WORK REQUIRED
In how many lines of the data does the word "color" appear? Give the number by itself.

Extracts from a graphics dataset
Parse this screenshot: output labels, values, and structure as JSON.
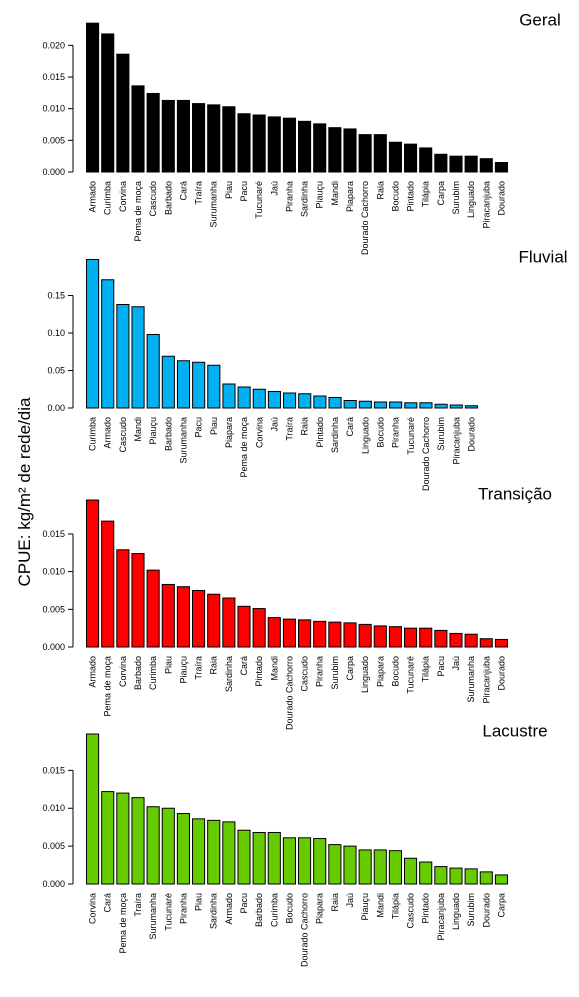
{
  "ylabel": "CPUE: kg/m² de rede/dia",
  "chart_data": [
    {
      "type": "bar",
      "title": "Geral",
      "color": "#000000",
      "ylim": [
        0,
        0.024
      ],
      "yticks": [
        "0.000",
        "0.005",
        "0.010",
        "0.015",
        "0.020"
      ],
      "yticks_values": [
        0,
        0.005,
        0.01,
        0.015,
        0.02
      ],
      "categories": [
        "Armado",
        "Curimba",
        "Corvina",
        "Pema de moça",
        "Cascudo",
        "Barbado",
        "Cará",
        "Traíra",
        "Surumanha",
        "Piau",
        "Pacu",
        "Tucunaré",
        "Jaú",
        "Piranha",
        "Sardinha",
        "Piauçu",
        "Mandi",
        "Piapara",
        "Dourado Cachorro",
        "Raia",
        "Bocudo",
        "Pintado",
        "Tilápia",
        "Carpa",
        "Surubim",
        "Linguado",
        "Piracanjuba",
        "Dourado"
      ],
      "values": [
        0.0235,
        0.0218,
        0.0186,
        0.0136,
        0.0124,
        0.0113,
        0.0113,
        0.0108,
        0.0106,
        0.0103,
        0.0092,
        0.009,
        0.0087,
        0.0085,
        0.008,
        0.0076,
        0.007,
        0.0068,
        0.0059,
        0.0059,
        0.0047,
        0.0044,
        0.0038,
        0.0028,
        0.0025,
        0.0025,
        0.0021,
        0.0015
      ]
    },
    {
      "type": "bar",
      "title": "Fluvial",
      "color": "#00b0f0",
      "ylim": [
        0,
        0.2
      ],
      "yticks": [
        "0.00",
        "0.05",
        "0.10",
        "0.15"
      ],
      "yticks_values": [
        0,
        0.05,
        0.1,
        0.15
      ],
      "categories": [
        "Curimba",
        "Armado",
        "Cascudo",
        "Mandi",
        "Piauçu",
        "Barbado",
        "Surumanha",
        "Pacu",
        "Piau",
        "Piapara",
        "Pema de moça",
        "Corvina",
        "Jaú",
        "Traíra",
        "Raia",
        "Pintado",
        "Sardinha",
        "Cará",
        "Linguado",
        "Bocudo",
        "Piranha",
        "Tucunaré",
        "Dourado Cachorro",
        "Surubim",
        "Piracanjuba",
        "Dourado"
      ],
      "values": [
        0.198,
        0.171,
        0.138,
        0.135,
        0.098,
        0.069,
        0.063,
        0.061,
        0.057,
        0.032,
        0.028,
        0.025,
        0.022,
        0.02,
        0.019,
        0.016,
        0.014,
        0.01,
        0.009,
        0.008,
        0.008,
        0.007,
        0.007,
        0.005,
        0.004,
        0.003
      ]
    },
    {
      "type": "bar",
      "title": "Transição",
      "color": "#ff0000",
      "ylim": [
        0,
        0.0203
      ],
      "yticks": [
        "0.000",
        "0.005",
        "0.010",
        "0.015"
      ],
      "yticks_values": [
        0,
        0.005,
        0.01,
        0.015
      ],
      "categories": [
        "Armado",
        "Pema de moça",
        "Corvina",
        "Barbado",
        "Curimba",
        "Piau",
        "Piauçu",
        "Traíra",
        "Raia",
        "Sardinha",
        "Cará",
        "Pintado",
        "Mandi",
        "Dourado Cachorro",
        "Cascudo",
        "Piranha",
        "Surubim",
        "Carpa",
        "Linguado",
        "Piapara",
        "Bocudo",
        "Tucunaré",
        "Tilápia",
        "Pacu",
        "Jaú",
        "Surumanha",
        "Piracanjuba",
        "Dourado"
      ],
      "values": [
        0.0195,
        0.0167,
        0.0129,
        0.0124,
        0.0102,
        0.0083,
        0.008,
        0.0075,
        0.007,
        0.0065,
        0.0054,
        0.0051,
        0.0039,
        0.0037,
        0.0036,
        0.0034,
        0.0033,
        0.0032,
        0.003,
        0.0028,
        0.0027,
        0.0025,
        0.0025,
        0.0022,
        0.0018,
        0.0017,
        0.0011,
        0.001
      ]
    },
    {
      "type": "bar",
      "title": "Lacustre",
      "color": "#66cc00",
      "ylim": [
        0,
        0.0198
      ],
      "yticks": [
        "0.000",
        "0.005",
        "0.010",
        "0.015"
      ],
      "yticks_values": [
        0,
        0.005,
        0.01,
        0.015
      ],
      "categories": [
        "Corvina",
        "Cará",
        "Pema de moça",
        "Traíra",
        "Surumanha",
        "Tucunaré",
        "Piranha",
        "Piau",
        "Sardinha",
        "Armado",
        "Pacu",
        "Barbado",
        "Curimba",
        "Bocudo",
        "Dourado Cachorro",
        "Piapara",
        "Raia",
        "Jaú",
        "Piauçu",
        "Mandi",
        "Tilápia",
        "Cascudo",
        "Pintado",
        "Piracanjuba",
        "Linguado",
        "Surubim",
        "Dourado",
        "Carpa"
      ],
      "values": [
        0.0198,
        0.0122,
        0.012,
        0.0114,
        0.0102,
        0.01,
        0.0093,
        0.0086,
        0.0084,
        0.0082,
        0.0071,
        0.0068,
        0.0068,
        0.0061,
        0.0061,
        0.006,
        0.0052,
        0.005,
        0.0045,
        0.0045,
        0.0044,
        0.0034,
        0.0029,
        0.0023,
        0.0021,
        0.002,
        0.0016,
        0.0012
      ]
    }
  ]
}
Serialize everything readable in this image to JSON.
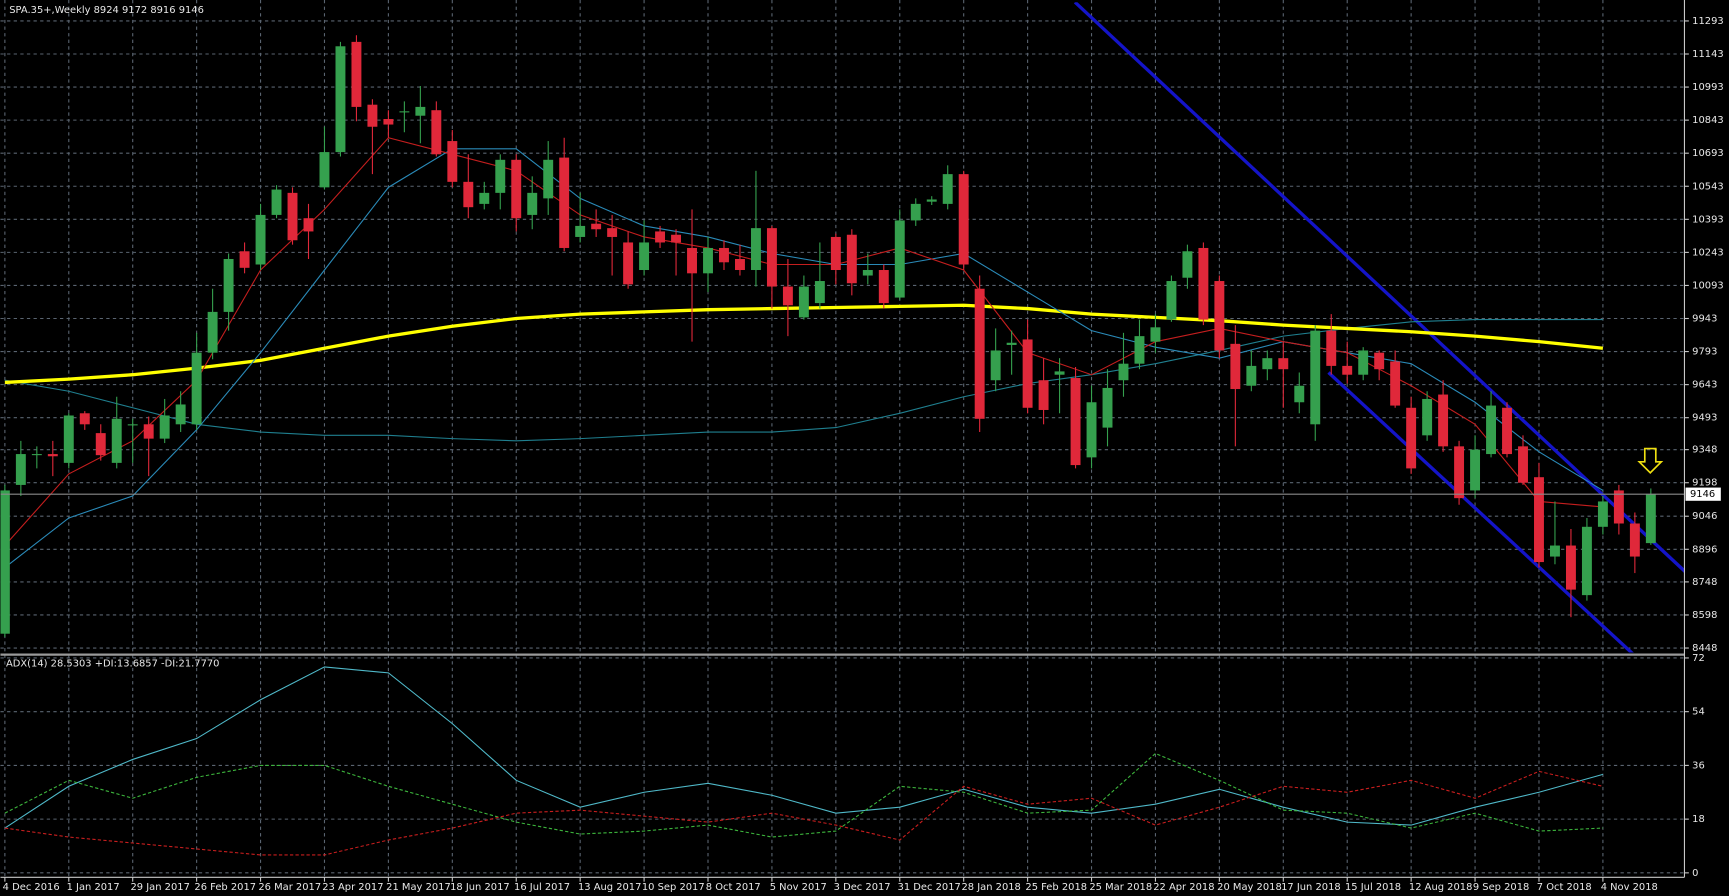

ANSWER IN FULL
4